● **REQUEST**
Leaving the pictures aside, transcribe every line below exactly.

**** RECORDS SHOWN

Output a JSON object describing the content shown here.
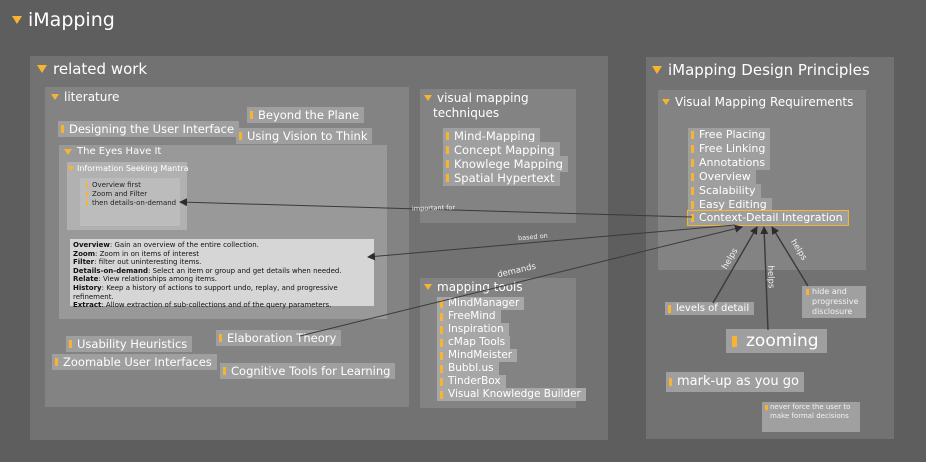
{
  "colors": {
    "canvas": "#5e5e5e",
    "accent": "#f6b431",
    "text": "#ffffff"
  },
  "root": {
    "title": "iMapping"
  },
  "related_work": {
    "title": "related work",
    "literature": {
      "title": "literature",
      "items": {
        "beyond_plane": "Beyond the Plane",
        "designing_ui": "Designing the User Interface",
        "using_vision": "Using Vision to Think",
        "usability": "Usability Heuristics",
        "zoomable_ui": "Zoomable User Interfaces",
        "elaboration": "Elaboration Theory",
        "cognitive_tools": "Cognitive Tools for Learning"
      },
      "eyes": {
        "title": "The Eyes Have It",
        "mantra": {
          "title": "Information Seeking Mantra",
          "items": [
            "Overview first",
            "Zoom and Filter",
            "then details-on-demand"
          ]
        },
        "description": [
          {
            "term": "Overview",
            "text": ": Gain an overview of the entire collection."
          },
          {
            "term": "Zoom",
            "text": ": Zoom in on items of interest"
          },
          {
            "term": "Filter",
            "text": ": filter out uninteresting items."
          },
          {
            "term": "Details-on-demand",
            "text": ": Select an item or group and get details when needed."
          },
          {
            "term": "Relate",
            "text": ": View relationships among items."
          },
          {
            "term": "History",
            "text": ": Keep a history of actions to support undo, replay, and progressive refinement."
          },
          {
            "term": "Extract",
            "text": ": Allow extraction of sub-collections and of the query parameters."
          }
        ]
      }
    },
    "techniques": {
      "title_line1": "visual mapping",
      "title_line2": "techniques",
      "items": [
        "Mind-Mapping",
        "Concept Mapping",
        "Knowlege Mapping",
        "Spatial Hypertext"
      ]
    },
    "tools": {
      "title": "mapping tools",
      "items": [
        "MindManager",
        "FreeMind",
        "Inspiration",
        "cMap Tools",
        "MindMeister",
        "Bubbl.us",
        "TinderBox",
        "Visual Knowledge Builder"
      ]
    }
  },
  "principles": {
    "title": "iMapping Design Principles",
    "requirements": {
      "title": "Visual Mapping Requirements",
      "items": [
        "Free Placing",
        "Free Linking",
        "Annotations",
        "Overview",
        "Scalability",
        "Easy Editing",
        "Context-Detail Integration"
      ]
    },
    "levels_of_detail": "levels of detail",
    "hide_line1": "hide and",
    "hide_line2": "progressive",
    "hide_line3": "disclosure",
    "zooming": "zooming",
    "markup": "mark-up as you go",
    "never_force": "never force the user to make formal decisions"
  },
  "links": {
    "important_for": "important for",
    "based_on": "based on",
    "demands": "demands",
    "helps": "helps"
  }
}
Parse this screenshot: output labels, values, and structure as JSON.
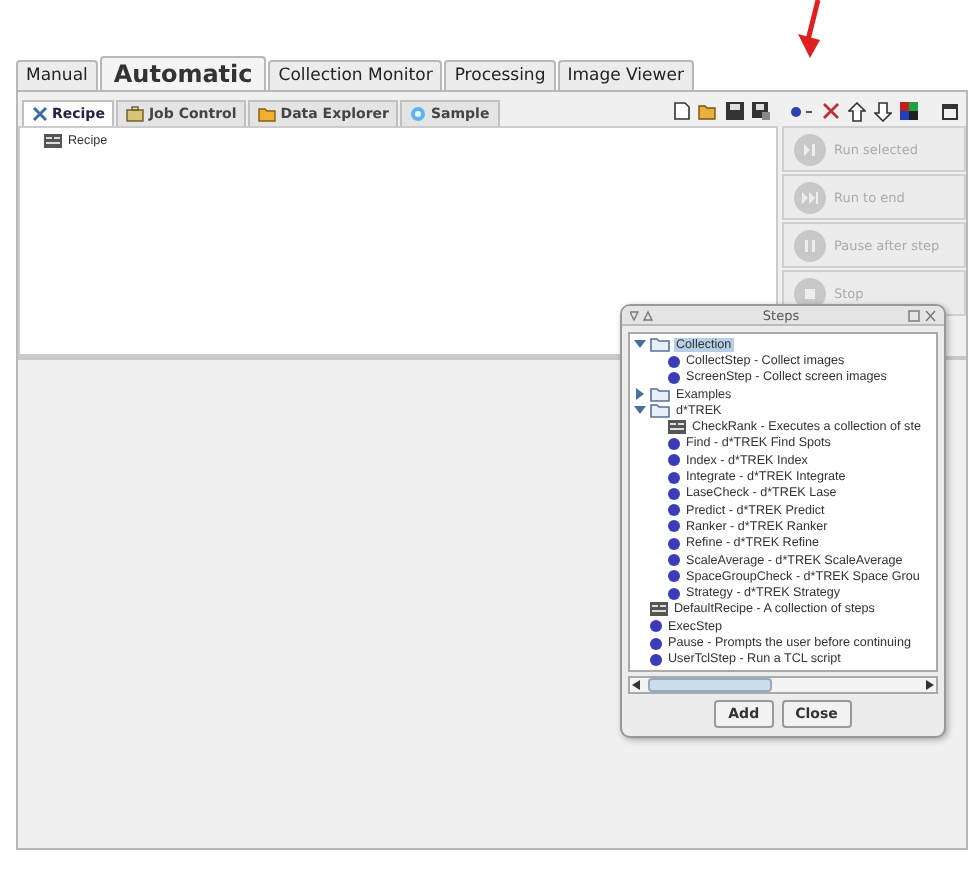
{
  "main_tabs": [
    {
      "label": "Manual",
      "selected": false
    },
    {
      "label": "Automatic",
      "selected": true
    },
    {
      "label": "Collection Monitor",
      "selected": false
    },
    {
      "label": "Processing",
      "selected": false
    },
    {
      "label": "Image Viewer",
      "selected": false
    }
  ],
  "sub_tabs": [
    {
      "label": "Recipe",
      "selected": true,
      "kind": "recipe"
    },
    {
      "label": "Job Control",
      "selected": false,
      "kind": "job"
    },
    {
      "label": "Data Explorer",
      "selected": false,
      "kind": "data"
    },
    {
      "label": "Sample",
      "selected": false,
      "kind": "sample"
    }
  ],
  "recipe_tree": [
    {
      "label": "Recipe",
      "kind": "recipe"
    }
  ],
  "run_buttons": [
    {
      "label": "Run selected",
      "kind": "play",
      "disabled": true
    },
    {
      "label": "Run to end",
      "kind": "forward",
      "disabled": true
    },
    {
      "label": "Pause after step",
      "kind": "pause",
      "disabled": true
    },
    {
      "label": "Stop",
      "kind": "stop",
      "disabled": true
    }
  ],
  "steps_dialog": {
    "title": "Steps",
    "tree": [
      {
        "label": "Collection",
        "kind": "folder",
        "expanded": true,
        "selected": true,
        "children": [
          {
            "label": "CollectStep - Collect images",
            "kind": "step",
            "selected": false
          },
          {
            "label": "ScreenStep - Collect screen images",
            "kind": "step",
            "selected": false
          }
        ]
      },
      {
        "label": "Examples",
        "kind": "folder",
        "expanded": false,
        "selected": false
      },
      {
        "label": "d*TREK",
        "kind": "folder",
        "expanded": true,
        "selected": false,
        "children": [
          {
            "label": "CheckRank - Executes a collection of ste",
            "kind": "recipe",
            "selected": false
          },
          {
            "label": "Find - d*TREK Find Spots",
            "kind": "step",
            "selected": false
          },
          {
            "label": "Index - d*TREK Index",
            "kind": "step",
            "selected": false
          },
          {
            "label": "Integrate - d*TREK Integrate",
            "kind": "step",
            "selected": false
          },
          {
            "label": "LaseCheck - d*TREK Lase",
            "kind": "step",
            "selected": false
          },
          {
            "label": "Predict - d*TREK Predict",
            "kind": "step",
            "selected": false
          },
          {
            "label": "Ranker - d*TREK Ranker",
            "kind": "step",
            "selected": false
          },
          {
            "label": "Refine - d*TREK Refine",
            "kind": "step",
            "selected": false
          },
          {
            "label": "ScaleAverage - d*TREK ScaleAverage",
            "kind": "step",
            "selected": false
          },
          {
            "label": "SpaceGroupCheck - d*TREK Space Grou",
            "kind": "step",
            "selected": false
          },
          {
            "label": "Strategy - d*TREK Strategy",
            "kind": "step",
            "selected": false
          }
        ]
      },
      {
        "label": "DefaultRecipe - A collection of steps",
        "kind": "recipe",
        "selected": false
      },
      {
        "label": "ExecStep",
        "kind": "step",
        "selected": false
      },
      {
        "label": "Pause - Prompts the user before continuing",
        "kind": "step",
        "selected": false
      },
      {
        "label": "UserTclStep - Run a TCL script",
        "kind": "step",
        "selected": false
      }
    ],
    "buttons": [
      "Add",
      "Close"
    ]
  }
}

********

● **THE OUTPUT**
Output a JSON object describing the content shown here.
{
  "colors": {
    "canvas": "#5e5e5e",
    "accent": "#f6b431",
    "text": "#ffffff"
  },
  "root": {
    "title": "iMapping"
  },
  "related_work": {
    "title": "related work",
    "literature": {
      "title": "literature",
      "items": {
        "beyond_plane": "Beyond the Plane",
        "designing_ui": "Designing the User Interface",
        "using_vision": "Using Vision to Think",
        "usability": "Usability Heuristics",
        "zoomable_ui": "Zoomable User Interfaces",
        "elaboration": "Elaboration Theory",
        "cognitive_tools": "Cognitive Tools for Learning"
      },
      "eyes": {
        "title": "The Eyes Have It",
        "mantra": {
          "title": "Information Seeking Mantra",
          "items": [
            "Overview first",
            "Zoom and Filter",
            "then details-on-demand"
          ]
        },
        "description": [
          {
            "term": "Overview",
            "text": ": Gain an overview of the entire collection."
          },
          {
            "term": "Zoom",
            "text": ": Zoom in on items of interest"
          },
          {
            "term": "Filter",
            "text": ": filter out uninteresting items."
          },
          {
            "term": "Details-on-demand",
            "text": ": Select an item or group and get details when needed."
          },
          {
            "term": "Relate",
            "text": ": View relationships among items."
          },
          {
            "term": "History",
            "text": ": Keep a history of actions to support undo, replay, and progressive refinement."
          },
          {
            "term": "Extract",
            "text": ": Allow extraction of sub-collections and of the query parameters."
          }
        ]
      }
    },
    "techniques": {
      "title_line1": "visual mapping",
      "title_line2": "techniques",
      "items": [
        "Mind-Mapping",
        "Concept Mapping",
        "Knowlege Mapping",
        "Spatial Hypertext"
      ]
    },
    "tools": {
      "title": "mapping tools",
      "items": [
        "MindManager",
        "FreeMind",
        "Inspiration",
        "cMap Tools",
        "MindMeister",
        "Bubbl.us",
        "TinderBox",
        "Visual Knowledge Builder"
      ]
    }
  },
  "principles": {
    "title": "iMapping Design Principles",
    "requirements": {
      "title": "Visual Mapping Requirements",
      "items": [
        "Free Placing",
        "Free Linking",
        "Annotations",
        "Overview",
        "Scalability",
        "Easy Editing",
        "Context-Detail Integration"
      ]
    },
    "levels_of_detail": "levels of detail",
    "hide_line1": "hide and",
    "hide_line2": "progressive",
    "hide_line3": "disclosure",
    "zooming": "zooming",
    "markup": "mark-up as you go",
    "never_force": "never force the user to make formal decisions"
  },
  "links": {
    "important_for": "important for",
    "based_on": "based on",
    "demands": "demands",
    "helps": "helps"
  }
}
Parse this screenshot: output labels, values, and structure as JSON.
{
  "main_tabs": [
    {
      "label": "Manual",
      "selected": false
    },
    {
      "label": "Automatic",
      "selected": true
    },
    {
      "label": "Collection Monitor",
      "selected": false
    },
    {
      "label": "Processing",
      "selected": false
    },
    {
      "label": "Image Viewer",
      "selected": false
    }
  ],
  "sub_tabs": [
    {
      "label": "Recipe",
      "selected": true,
      "kind": "recipe"
    },
    {
      "label": "Job Control",
      "selected": false,
      "kind": "job"
    },
    {
      "label": "Data Explorer",
      "selected": false,
      "kind": "data"
    },
    {
      "label": "Sample",
      "selected": false,
      "kind": "sample"
    }
  ],
  "recipe_tree": [
    {
      "label": "Recipe",
      "kind": "recipe"
    }
  ],
  "run_buttons": [
    {
      "label": "Run selected",
      "kind": "play",
      "disabled": true
    },
    {
      "label": "Run to end",
      "kind": "forward",
      "disabled": true
    },
    {
      "label": "Pause after step",
      "kind": "pause",
      "disabled": true
    },
    {
      "label": "Stop",
      "kind": "stop",
      "disabled": true
    }
  ],
  "steps_dialog": {
    "title": "Steps",
    "tree": [
      {
        "label": "Collection",
        "kind": "folder",
        "expanded": true,
        "selected": true,
        "children": [
          {
            "label": "CollectStep - Collect images",
            "kind": "step",
            "selected": false
          },
          {
            "label": "ScreenStep - Collect screen images",
            "kind": "step",
            "selected": false
          }
        ]
      },
      {
        "label": "Examples",
        "kind": "folder",
        "expanded": false,
        "selected": false
      },
      {
        "label": "d*TREK",
        "kind": "folder",
        "expanded": true,
        "selected": false,
        "children": [
          {
            "label": "CheckRank - Executes a collection of ste",
            "kind": "recipe",
            "selected": false
          },
          {
            "label": "Find - d*TREK Find Spots",
            "kind": "step",
            "selected": false
          },
          {
            "label": "Index - d*TREK Index",
            "kind": "step",
            "selected": false
          },
          {
            "label": "Integrate - d*TREK Integrate",
            "kind": "step",
            "selected": false
          },
          {
            "label": "LaseCheck - d*TREK Lase",
            "kind": "step",
            "selected": false
          },
          {
            "label": "Predict - d*TREK Predict",
            "kind": "step",
            "selected": false
          },
          {
            "label": "Ranker - d*TREK Ranker",
            "kind": "step",
            "selected": false
          },
          {
            "label": "Refine - d*TREK Refine",
            "kind": "step",
            "selected": false
          },
          {
            "label": "ScaleAverage - d*TREK ScaleAverage",
            "kind": "step",
            "selected": false
          },
          {
            "label": "SpaceGroupCheck - d*TREK Space Grou",
            "kind": "step",
            "selected": false
          },
          {
            "label": "Strategy - d*TREK Strategy",
            "kind": "step",
            "selected": false
          }
        ]
      },
      {
        "label": "DefaultRecipe - A collection of steps",
        "kind": "recipe",
        "selected": false
      },
      {
        "label": "ExecStep",
        "kind": "step",
        "selected": false
      },
      {
        "label": "Pause - Prompts the user before continuing",
        "kind": "step",
        "selected": false
      },
      {
        "label": "UserTclStep - Run a TCL script",
        "kind": "step",
        "selected": false
      }
    ],
    "buttons": [
      "Add",
      "Close"
    ]
  }
}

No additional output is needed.